• What you need to do: Find the string "Public" in the entries and copy each line that has it.
>> start Records for this task
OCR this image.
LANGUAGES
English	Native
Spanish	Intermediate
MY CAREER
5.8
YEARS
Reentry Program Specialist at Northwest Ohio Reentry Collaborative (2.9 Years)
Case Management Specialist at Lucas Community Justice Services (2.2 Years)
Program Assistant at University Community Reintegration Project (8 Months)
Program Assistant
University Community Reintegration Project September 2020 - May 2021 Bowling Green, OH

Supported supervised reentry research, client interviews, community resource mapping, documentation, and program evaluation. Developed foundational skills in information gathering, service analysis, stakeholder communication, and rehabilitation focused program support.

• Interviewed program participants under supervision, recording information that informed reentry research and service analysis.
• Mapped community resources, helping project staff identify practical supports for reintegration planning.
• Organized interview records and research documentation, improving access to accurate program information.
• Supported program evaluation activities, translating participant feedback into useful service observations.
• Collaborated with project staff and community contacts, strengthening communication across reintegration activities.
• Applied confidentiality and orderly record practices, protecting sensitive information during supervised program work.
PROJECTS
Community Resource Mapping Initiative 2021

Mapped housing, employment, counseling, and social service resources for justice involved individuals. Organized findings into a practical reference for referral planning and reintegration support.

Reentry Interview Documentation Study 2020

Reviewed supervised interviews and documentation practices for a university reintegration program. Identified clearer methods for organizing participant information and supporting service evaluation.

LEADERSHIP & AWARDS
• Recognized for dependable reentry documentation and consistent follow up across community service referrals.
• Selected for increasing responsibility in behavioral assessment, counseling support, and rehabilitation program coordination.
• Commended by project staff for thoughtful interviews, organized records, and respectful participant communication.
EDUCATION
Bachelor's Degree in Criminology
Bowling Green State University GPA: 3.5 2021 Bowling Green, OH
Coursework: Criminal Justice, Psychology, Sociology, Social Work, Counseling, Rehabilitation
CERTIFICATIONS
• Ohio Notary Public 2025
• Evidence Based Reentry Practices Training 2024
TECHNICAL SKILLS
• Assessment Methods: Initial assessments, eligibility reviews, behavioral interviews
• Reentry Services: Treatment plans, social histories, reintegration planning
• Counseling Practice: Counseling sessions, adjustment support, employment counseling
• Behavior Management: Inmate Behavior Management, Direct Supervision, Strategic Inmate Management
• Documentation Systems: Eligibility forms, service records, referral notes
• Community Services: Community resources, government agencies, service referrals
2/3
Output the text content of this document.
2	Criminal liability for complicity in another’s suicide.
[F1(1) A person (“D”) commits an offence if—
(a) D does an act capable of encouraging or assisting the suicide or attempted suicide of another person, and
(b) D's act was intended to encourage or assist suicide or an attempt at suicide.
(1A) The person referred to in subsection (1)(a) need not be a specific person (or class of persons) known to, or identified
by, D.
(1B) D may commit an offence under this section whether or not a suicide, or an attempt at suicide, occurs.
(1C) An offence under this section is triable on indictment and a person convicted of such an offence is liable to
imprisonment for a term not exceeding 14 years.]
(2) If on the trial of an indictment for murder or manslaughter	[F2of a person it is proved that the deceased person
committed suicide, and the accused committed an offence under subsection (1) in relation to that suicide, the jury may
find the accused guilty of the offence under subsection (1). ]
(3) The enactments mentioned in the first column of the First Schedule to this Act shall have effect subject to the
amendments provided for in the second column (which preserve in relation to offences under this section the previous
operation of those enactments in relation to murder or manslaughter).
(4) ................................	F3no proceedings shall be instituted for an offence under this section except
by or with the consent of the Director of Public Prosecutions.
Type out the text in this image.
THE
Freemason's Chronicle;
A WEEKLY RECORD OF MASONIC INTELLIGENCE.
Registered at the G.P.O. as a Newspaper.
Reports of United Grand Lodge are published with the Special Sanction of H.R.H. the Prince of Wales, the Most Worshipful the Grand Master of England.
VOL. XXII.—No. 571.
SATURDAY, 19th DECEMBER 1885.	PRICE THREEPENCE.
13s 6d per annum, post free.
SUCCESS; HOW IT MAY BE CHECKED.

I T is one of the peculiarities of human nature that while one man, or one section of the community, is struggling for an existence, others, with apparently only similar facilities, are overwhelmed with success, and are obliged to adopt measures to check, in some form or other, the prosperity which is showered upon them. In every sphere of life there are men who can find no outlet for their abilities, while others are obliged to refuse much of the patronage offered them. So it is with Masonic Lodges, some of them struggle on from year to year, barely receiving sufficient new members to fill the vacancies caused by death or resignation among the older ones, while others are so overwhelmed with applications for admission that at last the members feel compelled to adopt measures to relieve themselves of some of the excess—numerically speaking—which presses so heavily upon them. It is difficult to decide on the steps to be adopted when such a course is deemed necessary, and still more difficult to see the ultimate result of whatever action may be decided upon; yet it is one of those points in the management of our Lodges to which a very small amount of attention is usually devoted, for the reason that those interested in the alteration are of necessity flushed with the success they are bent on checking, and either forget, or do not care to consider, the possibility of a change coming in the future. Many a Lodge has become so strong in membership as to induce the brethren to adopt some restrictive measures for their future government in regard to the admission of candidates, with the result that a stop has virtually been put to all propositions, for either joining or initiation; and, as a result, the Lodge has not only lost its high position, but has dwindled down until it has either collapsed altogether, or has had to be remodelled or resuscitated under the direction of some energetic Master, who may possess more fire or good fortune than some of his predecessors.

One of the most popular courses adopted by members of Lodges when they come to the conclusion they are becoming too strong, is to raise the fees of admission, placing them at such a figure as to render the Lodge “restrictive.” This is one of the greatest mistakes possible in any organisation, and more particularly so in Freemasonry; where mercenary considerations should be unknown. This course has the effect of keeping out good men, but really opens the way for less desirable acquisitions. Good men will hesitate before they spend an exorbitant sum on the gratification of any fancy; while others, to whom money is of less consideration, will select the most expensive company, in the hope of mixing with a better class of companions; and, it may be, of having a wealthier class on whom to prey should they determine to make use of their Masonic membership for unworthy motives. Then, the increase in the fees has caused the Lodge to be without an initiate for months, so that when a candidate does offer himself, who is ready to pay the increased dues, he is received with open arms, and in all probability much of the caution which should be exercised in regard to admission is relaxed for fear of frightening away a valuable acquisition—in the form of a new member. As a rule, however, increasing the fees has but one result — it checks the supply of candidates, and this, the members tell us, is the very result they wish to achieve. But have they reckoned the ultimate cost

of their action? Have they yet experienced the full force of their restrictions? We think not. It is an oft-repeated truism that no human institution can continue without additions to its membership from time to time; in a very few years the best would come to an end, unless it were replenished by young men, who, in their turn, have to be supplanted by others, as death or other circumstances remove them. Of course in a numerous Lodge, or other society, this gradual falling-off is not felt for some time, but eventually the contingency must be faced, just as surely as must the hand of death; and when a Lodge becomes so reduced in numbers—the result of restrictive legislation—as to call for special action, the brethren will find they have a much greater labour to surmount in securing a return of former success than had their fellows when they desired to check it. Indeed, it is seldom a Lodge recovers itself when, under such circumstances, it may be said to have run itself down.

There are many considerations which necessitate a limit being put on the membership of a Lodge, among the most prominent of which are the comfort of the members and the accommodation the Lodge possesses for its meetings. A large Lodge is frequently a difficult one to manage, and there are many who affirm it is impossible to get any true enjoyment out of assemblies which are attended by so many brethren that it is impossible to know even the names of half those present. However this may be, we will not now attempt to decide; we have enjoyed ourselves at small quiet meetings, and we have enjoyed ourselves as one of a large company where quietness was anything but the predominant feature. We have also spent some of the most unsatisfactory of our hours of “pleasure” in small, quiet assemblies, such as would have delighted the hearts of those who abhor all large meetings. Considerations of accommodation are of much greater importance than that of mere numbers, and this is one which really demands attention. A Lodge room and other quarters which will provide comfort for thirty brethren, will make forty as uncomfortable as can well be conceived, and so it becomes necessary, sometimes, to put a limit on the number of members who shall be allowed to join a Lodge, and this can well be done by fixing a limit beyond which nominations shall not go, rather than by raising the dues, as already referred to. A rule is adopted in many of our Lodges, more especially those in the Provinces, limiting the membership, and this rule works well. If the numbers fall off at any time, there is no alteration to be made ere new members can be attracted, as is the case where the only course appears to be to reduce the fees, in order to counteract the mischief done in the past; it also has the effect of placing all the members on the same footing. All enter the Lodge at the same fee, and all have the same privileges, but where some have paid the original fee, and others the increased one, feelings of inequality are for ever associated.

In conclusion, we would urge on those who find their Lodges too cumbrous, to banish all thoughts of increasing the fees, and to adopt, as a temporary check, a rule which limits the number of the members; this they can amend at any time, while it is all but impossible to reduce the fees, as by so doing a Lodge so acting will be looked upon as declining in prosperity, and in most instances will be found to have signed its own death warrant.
>> end Records for this task
• Reply:
• Ohio Notary Public 2025
by or with the consent of the Director of Public Prosecutions.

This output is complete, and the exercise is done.